* WORK INSTRUCTIONS *
Comb the records below for the string "data" and copy each line where it turns up.

☆ ☆ ☆

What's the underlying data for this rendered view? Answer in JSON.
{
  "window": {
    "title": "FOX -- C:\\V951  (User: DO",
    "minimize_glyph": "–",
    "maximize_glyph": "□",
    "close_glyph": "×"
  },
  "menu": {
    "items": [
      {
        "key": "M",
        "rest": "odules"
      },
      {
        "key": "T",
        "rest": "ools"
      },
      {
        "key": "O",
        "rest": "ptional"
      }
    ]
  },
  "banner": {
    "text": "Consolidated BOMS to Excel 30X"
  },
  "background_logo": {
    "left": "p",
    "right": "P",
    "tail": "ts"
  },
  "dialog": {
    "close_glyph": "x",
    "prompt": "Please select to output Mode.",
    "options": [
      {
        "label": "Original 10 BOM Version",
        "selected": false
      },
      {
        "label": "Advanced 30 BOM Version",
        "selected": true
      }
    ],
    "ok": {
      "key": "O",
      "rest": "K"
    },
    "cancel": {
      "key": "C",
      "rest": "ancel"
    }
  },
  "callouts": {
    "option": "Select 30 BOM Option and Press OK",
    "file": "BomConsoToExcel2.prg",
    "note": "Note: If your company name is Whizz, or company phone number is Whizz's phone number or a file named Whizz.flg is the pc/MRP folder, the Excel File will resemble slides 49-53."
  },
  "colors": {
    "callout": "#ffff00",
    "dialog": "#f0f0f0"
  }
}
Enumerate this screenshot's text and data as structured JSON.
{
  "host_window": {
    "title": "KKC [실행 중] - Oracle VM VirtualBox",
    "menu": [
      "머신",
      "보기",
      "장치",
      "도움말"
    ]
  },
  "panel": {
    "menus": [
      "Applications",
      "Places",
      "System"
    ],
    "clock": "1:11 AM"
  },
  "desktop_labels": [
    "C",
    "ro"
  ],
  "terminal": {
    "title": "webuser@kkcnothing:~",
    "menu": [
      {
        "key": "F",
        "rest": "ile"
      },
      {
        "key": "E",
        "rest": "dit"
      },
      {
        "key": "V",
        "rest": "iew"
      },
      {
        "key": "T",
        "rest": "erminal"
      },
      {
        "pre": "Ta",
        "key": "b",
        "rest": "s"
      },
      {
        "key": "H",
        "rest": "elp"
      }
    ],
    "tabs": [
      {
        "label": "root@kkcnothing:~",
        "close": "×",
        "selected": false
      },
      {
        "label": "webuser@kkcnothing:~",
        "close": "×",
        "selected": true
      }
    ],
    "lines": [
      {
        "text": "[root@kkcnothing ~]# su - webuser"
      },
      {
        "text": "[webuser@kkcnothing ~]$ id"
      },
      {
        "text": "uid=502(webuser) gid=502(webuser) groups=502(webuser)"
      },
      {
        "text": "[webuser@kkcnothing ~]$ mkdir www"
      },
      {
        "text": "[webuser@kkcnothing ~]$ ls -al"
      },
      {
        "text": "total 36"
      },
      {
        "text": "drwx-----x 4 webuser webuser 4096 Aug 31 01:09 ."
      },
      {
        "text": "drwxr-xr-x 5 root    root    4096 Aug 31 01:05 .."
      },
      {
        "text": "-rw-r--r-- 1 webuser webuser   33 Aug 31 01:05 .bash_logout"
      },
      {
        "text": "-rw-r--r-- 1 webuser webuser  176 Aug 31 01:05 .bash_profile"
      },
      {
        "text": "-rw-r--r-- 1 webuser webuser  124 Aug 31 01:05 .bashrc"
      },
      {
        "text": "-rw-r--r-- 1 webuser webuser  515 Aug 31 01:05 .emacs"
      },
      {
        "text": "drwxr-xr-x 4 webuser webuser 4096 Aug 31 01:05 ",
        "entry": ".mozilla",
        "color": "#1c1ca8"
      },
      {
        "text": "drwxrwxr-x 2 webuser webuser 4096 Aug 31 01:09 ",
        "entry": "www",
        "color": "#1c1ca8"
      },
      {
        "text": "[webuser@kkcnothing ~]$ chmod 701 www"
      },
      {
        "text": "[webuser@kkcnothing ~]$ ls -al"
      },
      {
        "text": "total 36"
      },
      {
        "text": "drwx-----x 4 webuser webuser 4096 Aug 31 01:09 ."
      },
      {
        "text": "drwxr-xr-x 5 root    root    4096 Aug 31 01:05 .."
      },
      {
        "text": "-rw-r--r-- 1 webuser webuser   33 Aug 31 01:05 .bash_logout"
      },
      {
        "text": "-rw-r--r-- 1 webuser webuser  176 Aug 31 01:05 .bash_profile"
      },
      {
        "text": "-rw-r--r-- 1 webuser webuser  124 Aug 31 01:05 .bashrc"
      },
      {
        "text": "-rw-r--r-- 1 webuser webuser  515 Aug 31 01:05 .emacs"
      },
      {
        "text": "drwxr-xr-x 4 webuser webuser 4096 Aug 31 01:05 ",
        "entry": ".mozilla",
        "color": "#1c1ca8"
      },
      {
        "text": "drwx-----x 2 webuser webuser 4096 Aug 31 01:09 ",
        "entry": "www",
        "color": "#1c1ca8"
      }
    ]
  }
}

☆ ☆ ☆

* FINAL RESULT *
What's the underlying data for this rendered view? Answer in JSON.
Enumerate this screenshot's text and data as structured JSON.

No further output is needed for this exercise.